#### What the exercise asks
Can you give back only the lines from the line with "- y-tick-label: 0,05: [108, 499, 142, 518]" to the line with "- y-tick-label: 0,3: [118, 110, 142, 129]", changing "y-tick-label" to "y-axis-tick" and leaving everything else the same?

#### Records supplied
____________________

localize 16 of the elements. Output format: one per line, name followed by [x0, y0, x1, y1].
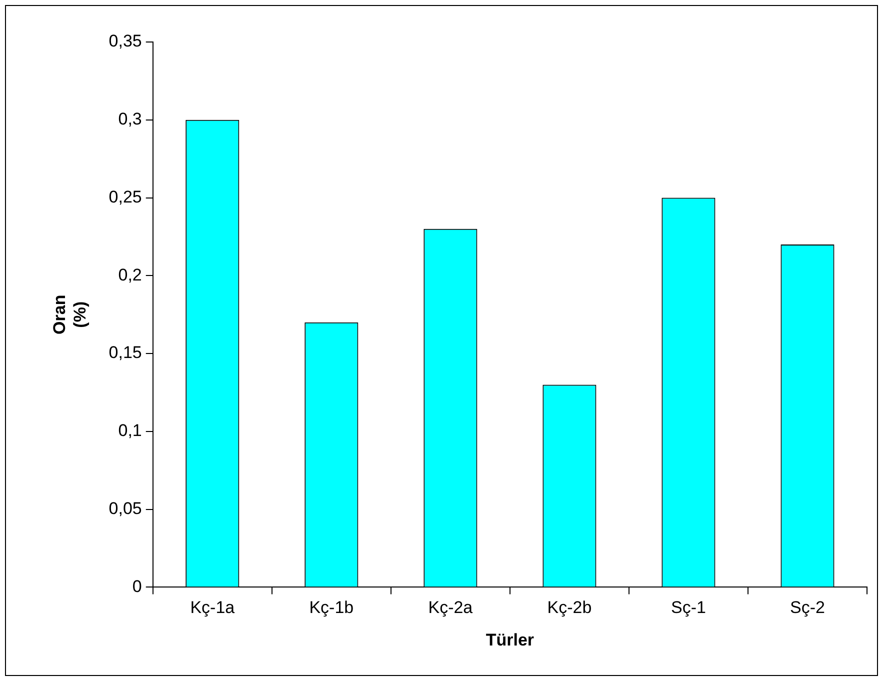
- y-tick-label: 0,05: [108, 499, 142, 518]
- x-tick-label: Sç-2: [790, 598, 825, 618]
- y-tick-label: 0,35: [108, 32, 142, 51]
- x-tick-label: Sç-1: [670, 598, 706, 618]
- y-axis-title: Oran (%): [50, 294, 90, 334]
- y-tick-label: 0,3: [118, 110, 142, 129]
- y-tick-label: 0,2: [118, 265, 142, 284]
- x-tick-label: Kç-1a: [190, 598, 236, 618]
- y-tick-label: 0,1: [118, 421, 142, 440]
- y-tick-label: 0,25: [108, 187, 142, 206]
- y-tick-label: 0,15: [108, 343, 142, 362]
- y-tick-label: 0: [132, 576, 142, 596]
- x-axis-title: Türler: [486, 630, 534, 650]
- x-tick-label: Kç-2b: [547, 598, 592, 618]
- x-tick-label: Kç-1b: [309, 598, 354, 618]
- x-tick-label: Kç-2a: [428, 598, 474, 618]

____________________

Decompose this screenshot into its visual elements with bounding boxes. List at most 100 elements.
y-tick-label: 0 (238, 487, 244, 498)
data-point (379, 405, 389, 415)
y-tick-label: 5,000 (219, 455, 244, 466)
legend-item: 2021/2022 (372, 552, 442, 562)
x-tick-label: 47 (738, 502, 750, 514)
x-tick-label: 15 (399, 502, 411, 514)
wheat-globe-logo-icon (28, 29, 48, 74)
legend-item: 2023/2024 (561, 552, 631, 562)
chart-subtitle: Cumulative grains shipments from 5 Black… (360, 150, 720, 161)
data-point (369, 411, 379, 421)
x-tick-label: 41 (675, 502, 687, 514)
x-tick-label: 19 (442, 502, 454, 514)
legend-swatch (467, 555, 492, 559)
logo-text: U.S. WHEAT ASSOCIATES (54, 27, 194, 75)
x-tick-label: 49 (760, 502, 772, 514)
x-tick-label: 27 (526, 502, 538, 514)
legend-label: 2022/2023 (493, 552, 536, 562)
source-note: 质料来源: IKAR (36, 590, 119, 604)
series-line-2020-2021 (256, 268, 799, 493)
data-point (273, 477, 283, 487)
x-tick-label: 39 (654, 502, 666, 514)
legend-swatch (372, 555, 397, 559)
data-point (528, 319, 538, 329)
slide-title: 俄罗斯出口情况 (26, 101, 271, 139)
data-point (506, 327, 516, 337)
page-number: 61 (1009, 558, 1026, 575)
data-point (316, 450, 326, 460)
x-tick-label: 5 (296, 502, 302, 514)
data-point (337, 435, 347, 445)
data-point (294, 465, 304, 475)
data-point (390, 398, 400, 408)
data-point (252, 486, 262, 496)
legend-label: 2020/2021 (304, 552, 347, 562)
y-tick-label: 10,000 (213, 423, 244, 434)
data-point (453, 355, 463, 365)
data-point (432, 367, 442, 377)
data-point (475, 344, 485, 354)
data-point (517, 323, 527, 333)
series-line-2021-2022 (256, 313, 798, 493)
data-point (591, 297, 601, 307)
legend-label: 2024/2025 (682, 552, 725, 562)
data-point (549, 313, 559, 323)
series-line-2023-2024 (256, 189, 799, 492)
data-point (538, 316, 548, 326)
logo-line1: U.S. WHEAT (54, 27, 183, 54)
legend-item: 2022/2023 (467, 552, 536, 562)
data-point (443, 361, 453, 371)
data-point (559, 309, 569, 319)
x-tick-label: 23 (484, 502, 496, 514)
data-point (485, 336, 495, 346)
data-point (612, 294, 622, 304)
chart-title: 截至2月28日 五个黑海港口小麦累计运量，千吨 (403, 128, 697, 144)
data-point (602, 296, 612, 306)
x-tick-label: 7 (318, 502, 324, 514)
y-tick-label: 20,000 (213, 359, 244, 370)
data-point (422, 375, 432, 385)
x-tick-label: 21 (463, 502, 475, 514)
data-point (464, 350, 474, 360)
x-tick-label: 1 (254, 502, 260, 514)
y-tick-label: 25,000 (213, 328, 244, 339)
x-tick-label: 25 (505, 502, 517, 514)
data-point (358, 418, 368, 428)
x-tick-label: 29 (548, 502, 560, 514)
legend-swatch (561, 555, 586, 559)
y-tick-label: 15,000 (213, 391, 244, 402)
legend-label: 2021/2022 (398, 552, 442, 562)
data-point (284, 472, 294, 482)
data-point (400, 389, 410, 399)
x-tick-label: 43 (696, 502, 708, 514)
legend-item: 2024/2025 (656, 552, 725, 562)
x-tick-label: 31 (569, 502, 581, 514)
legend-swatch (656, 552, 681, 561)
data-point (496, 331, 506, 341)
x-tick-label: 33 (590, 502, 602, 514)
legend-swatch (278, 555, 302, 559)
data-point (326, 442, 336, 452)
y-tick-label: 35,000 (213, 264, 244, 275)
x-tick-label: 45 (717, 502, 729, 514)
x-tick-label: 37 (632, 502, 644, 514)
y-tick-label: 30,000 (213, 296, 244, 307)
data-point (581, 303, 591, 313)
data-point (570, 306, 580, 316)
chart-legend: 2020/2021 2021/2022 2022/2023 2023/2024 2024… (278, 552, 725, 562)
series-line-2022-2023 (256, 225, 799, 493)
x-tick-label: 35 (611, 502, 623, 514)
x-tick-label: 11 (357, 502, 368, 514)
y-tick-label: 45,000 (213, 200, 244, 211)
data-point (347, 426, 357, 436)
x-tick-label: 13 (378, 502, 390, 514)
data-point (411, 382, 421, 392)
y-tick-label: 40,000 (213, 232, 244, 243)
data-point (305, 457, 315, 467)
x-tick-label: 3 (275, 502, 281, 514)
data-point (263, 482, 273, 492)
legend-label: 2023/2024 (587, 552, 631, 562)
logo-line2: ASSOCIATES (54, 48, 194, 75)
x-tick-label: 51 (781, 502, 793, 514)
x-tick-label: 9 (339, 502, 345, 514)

____________________

#### Complete response
- y-axis-tick: 0,05: [108, 499, 142, 518]
- x-tick-label: Sç-2: [790, 598, 825, 618]
- y-axis-tick: 0,35: [108, 32, 142, 51]
- x-tick-label: Sç-1: [670, 598, 706, 618]
- y-axis-title: Oran (%): [50, 294, 90, 334]
- y-axis-tick: 0,3: [118, 110, 142, 129]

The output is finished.